Task objective:
Find every line with the word "grid" and report how many there are, without any other text.

Saved entries:

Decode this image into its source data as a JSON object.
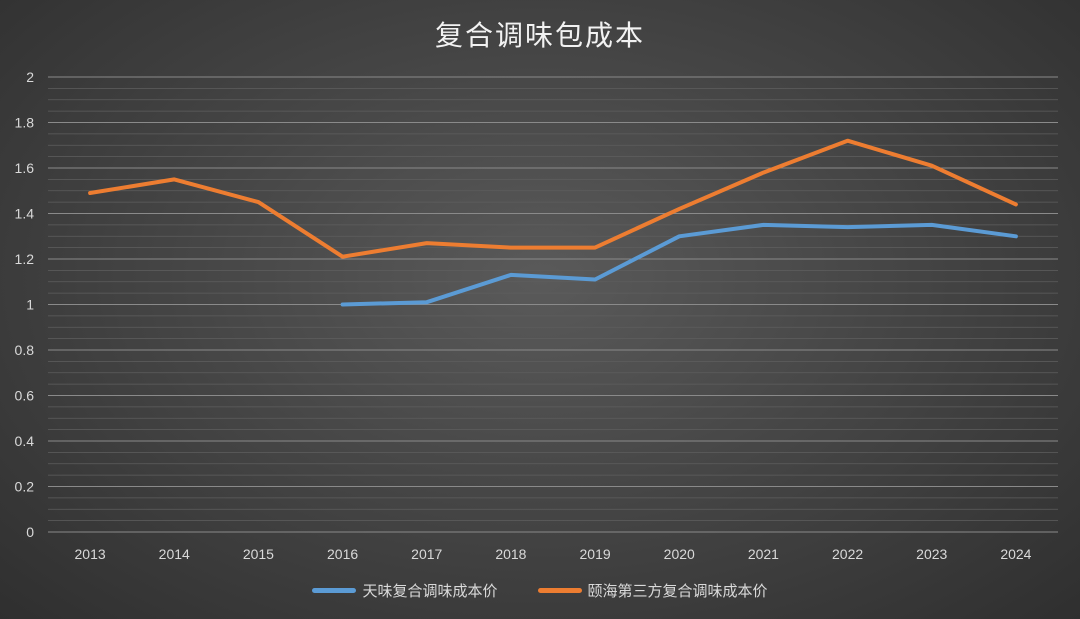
{
  "chart_data": {
    "type": "line",
    "title": "复合调味包成本",
    "categories": [
      "2013",
      "2014",
      "2015",
      "2016",
      "2017",
      "2018",
      "2019",
      "2020",
      "2021",
      "2022",
      "2023",
      "2024"
    ],
    "y_ticks": [
      "0",
      "0.2",
      "0.4",
      "0.6",
      "0.8",
      "1",
      "1.2",
      "1.4",
      "1.6",
      "1.8",
      "2"
    ],
    "ylim": [
      0,
      2
    ],
    "grid": true,
    "legend_position": "bottom",
    "series": [
      {
        "name": "天味复合调味成本价",
        "color": "#5b9bd5",
        "values": [
          null,
          null,
          null,
          1.0,
          1.01,
          1.13,
          1.11,
          1.3,
          1.35,
          1.34,
          1.35,
          1.3
        ]
      },
      {
        "name": "颐海第三方复合调味成本价",
        "color": "#ed7d31",
        "values": [
          1.49,
          1.55,
          1.45,
          1.21,
          1.27,
          1.25,
          1.25,
          1.42,
          1.58,
          1.72,
          1.61,
          1.44
        ]
      }
    ]
  }
}
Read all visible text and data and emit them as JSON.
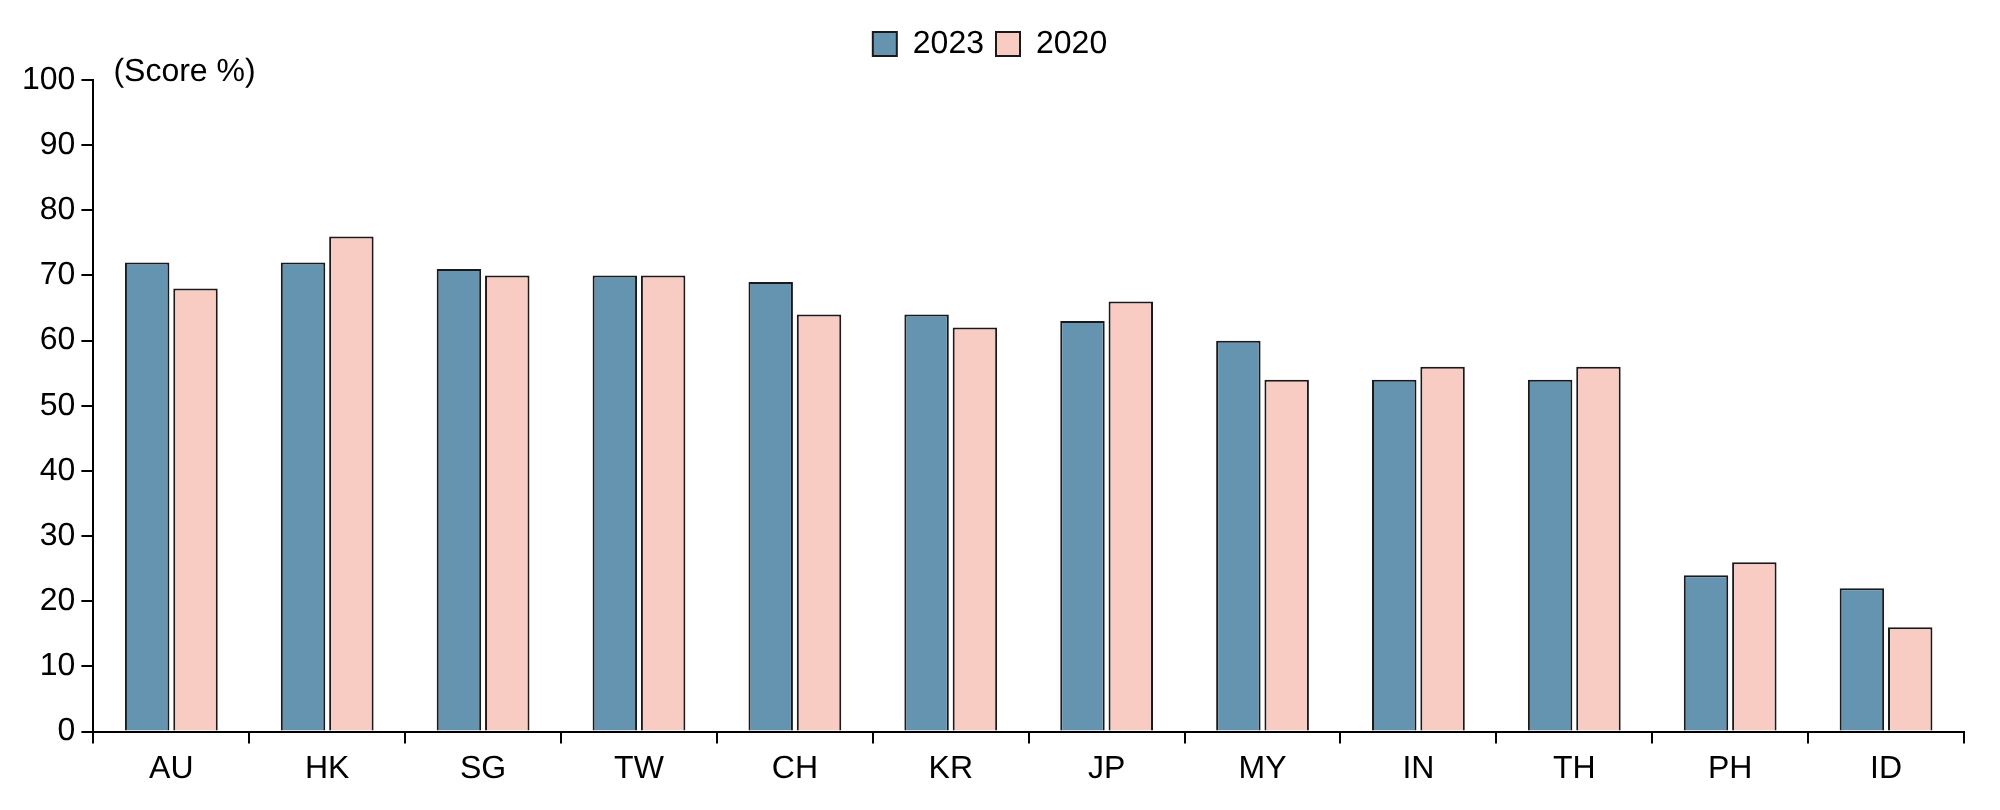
{
  "chart_data": {
    "type": "bar",
    "categories": [
      "AU",
      "HK",
      "SG",
      "TW",
      "CH",
      "KR",
      "JP",
      "MY",
      "IN",
      "TH",
      "PH",
      "ID"
    ],
    "series": [
      {
        "name": "2023",
        "color": "#6594b1",
        "values": [
          72,
          72,
          71,
          70,
          69,
          64,
          63,
          60,
          54,
          54,
          24,
          22
        ]
      },
      {
        "name": "2020",
        "color": "#f8cbc3",
        "values": [
          68,
          76,
          70,
          70,
          64,
          62,
          66,
          54,
          56,
          56,
          26,
          16
        ]
      }
    ],
    "ylim": [
      0,
      100
    ],
    "yticks": [
      0,
      10,
      20,
      30,
      40,
      50,
      60,
      70,
      80,
      90,
      100
    ],
    "grid": false,
    "legend": "top",
    "annotations": [
      "(Score %)"
    ]
  }
}
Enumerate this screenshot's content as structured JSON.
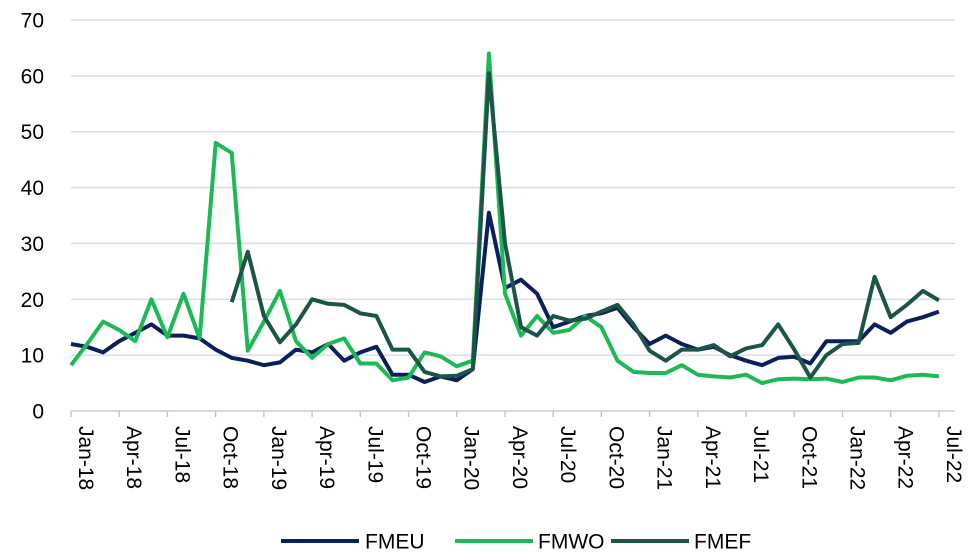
{
  "chart_data": {
    "type": "line",
    "title": "",
    "xlabel": "",
    "ylabel": "",
    "ylim": [
      0,
      70
    ],
    "yticks": [
      0,
      10,
      20,
      30,
      40,
      50,
      60,
      70
    ],
    "grid": "horizontal",
    "legend_position": "bottom",
    "x": [
      "Jan-18",
      "Feb-18",
      "Mar-18",
      "Apr-18",
      "May-18",
      "Jun-18",
      "Jul-18",
      "Aug-18",
      "Sep-18",
      "Oct-18",
      "Nov-18",
      "Dec-18",
      "Jan-19",
      "Feb-19",
      "Mar-19",
      "Apr-19",
      "May-19",
      "Jun-19",
      "Jul-19",
      "Aug-19",
      "Sep-19",
      "Oct-19",
      "Nov-19",
      "Dec-19",
      "Jan-20",
      "Feb-20",
      "Mar-20",
      "Apr-20",
      "May-20",
      "Jun-20",
      "Jul-20",
      "Aug-20",
      "Sep-20",
      "Oct-20",
      "Nov-20",
      "Dec-20",
      "Jan-21",
      "Feb-21",
      "Mar-21",
      "Apr-21",
      "May-21",
      "Jun-21",
      "Jul-21",
      "Aug-21",
      "Sep-21",
      "Oct-21",
      "Nov-21",
      "Dec-21",
      "Jan-22",
      "Feb-22",
      "Mar-22",
      "Apr-22",
      "May-22",
      "Jun-22",
      "Jul-22",
      "Aug-22"
    ],
    "x_tick_labels": [
      "Jan-18",
      "Apr-18",
      "Jul-18",
      "Oct-18",
      "Jan-19",
      "Apr-19",
      "Jul-19",
      "Oct-19",
      "Jan-20",
      "Apr-20",
      "Jul-20",
      "Oct-20",
      "Jan-21",
      "Apr-21",
      "Jul-21",
      "Oct-21",
      "Jan-22",
      "Apr-22",
      "Jul-22"
    ],
    "series": [
      {
        "name": "FMEU",
        "color": "#0B1F5C",
        "values": [
          12,
          11.5,
          10.5,
          12.5,
          14,
          15.5,
          13.5,
          13.5,
          13,
          11,
          9.5,
          9,
          8.2,
          8.7,
          11,
          10.5,
          12,
          9,
          10.5,
          11.5,
          6.5,
          6.5,
          5.2,
          6.2,
          5.5,
          7.5,
          35.5,
          22,
          23.5,
          21,
          15,
          16,
          17,
          17.5,
          18.5,
          15,
          12,
          13.5,
          12,
          11,
          11.5,
          10,
          9,
          8.2,
          9.5,
          9.7,
          8.5,
          12.5,
          12.5,
          12.5,
          15.5,
          14,
          16,
          16.8,
          17.8,
          null
        ]
      },
      {
        "name": "FMWO",
        "color": "#1DB954",
        "values": [
          8.2,
          12,
          16,
          14.5,
          12.5,
          20,
          13.2,
          21,
          13,
          48,
          46.2,
          10.8,
          16,
          21.5,
          12.5,
          9.5,
          12,
          13,
          8.5,
          8.5,
          5.5,
          6,
          10.5,
          9.8,
          8,
          9,
          64,
          21,
          13.5,
          17,
          14,
          14.5,
          17,
          15,
          9,
          7,
          6.8,
          6.8,
          8.2,
          6.5,
          6.2,
          6,
          6.5,
          5,
          5.7,
          5.8,
          5.7,
          5.8,
          5.2,
          6,
          6,
          5.5,
          6.3,
          6.5,
          6.2,
          null
        ]
      },
      {
        "name": "FMEF",
        "color": "#1C5448",
        "values": [
          null,
          null,
          null,
          null,
          null,
          null,
          null,
          null,
          null,
          null,
          19.5,
          28.5,
          17,
          12.3,
          15.5,
          20,
          19.2,
          19,
          17.5,
          17,
          11,
          11,
          7,
          6.2,
          6.3,
          7.5,
          60.5,
          30,
          15,
          13.5,
          17,
          16.2,
          16.5,
          17.8,
          19,
          15.5,
          10.8,
          9,
          11,
          11,
          11.8,
          9.8,
          11.2,
          11.8,
          15.5,
          11,
          6,
          10,
          12,
          12.2,
          24,
          16.8,
          19,
          21.5,
          19.8,
          null
        ]
      }
    ]
  }
}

Expected output:
3